#### [Aim of the task]
Without the images, write out the whole listing exactly.

#### [Record extracts]
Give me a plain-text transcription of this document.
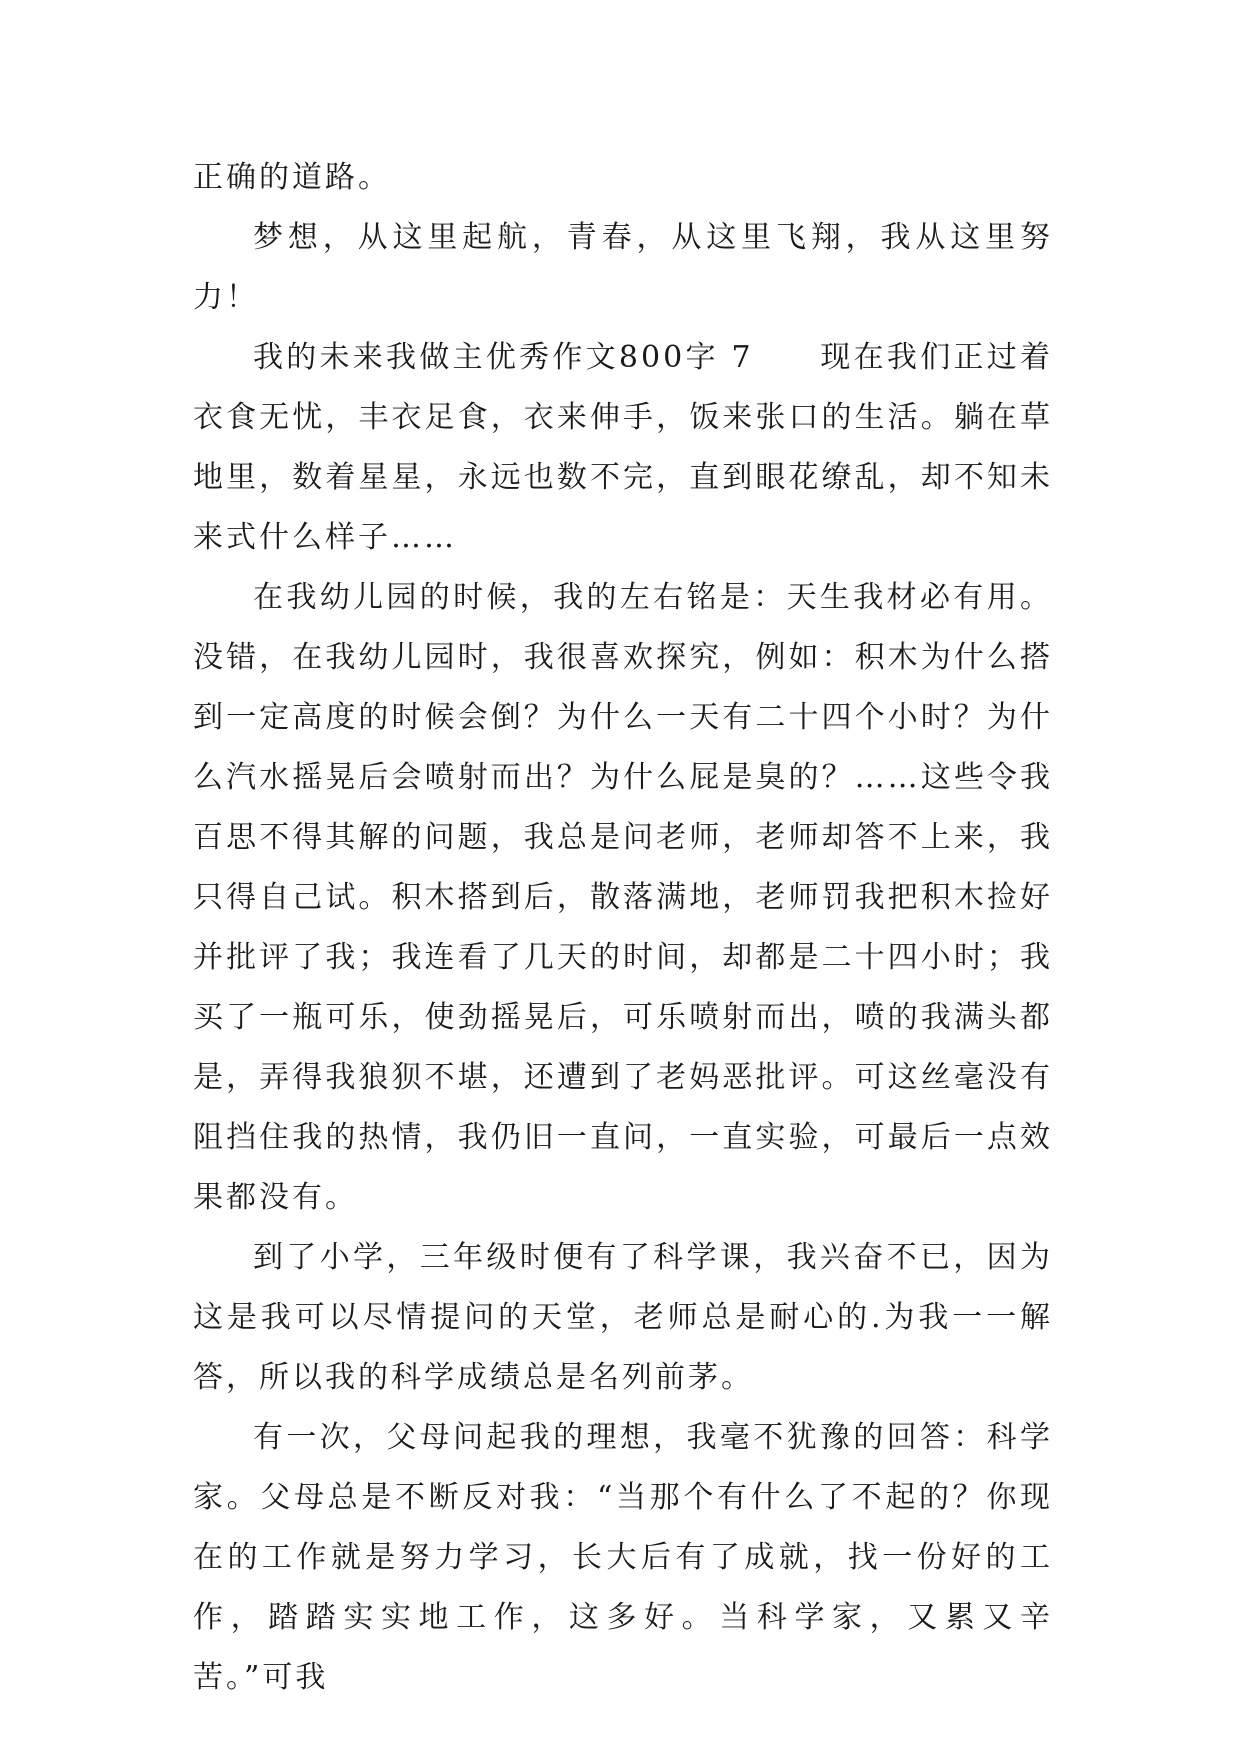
正确的道路。

梦想，从这里起航，青春，从这里飞翔，我从这里努力！

我的未来我做主优秀作文800字 7　　现在我们正过着衣食无忧，丰衣足食，衣来伸手，饭来张口的生活。躺在草地里，数着星星，永远也数不完，直到眼花缭乱，却不知未来式什么样子……

在我幼儿园的时候，我的左右铭是：天生我材必有用。没错，在我幼儿园时，我很喜欢探究，例如：积木为什么搭到一定高度的时候会倒？为什么一天有二十四个小时？为什么汽水摇晃后会喷射而出？为什么屁是臭的？……这些令我百思不得其解的问题，我总是问老师，老师却答不上来，我只得自己试。积木搭到后，散落满地，老师罚我把积木捡好并批评了我；我连看了几天的时间，却都是二十四小时；我买了一瓶可乐，使劲摇晃后，可乐喷射而出，喷的我满头都是，弄得我狼狈不堪，还遭到了老妈恶批评。可这丝毫没有阻挡住我的热情，我仍旧一直问，一直实验，可最后一点效果都没有。

到了小学，三年级时便有了科学课，我兴奋不已，因为这是我可以尽情提问的天堂，老师总是耐心的.为我一一解答，所以我的科学成绩总是名列前茅。

有一次，父母问起我的理想，我毫不犹豫的回答：科学家。父母总是不断反对我：“当那个有什么了不起的？你现在的工作就是努力学习，长大后有了成就，找一份好的工作，踏踏实实地工作，这多好。当科学家，又累又辛苦。”可我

#### [Response to the exercise]
Give me a plain-text transcription of this document.
正确的道路。

梦想，从这里起航，青春，从这里飞翔，我从这里努力！

我的未来我做主优秀作文800字 7　　现在我们正过着衣食无忧，丰衣足食，衣来伸手，饭来张口的生活。躺在草地里，数着星星，永远也数不完，直到眼花缭乱，却不知未来式什么样子……

在我幼儿园的时候，我的左右铭是：天生我材必有用。没错，在我幼儿园时，我很喜欢探究，例如：积木为什么搭到一定高度的时候会倒？为什么一天有二十四个小时？为什么汽水摇晃后会喷射而出？为什么屁是臭的？……这些令我百思不得其解的问题，我总是问老师，老师却答不上来，我只得自己试。积木搭到后，散落满地，老师罚我把积木捡好并批评了我；我连看了几天的时间，却都是二十四小时；我买了一瓶可乐，使劲摇晃后，可乐喷射而出，喷的我满头都是，弄得我狼狈不堪，还遭到了老妈恶批评。可这丝毫没有阻挡住我的热情，我仍旧一直问，一直实验，可最后一点效果都没有。

到了小学，三年级时便有了科学课，我兴奋不已，因为这是我可以尽情提问的天堂，老师总是耐心的.为我一一解答，所以我的科学成绩总是名列前茅。

有一次，父母问起我的理想，我毫不犹豫的回答：科学家。父母总是不断反对我：“当那个有什么了不起的？你现在的工作就是努力学习，长大后有了成就，找一份好的工作，踏踏实实地工作，这多好。当科学家，又累又辛苦。”可我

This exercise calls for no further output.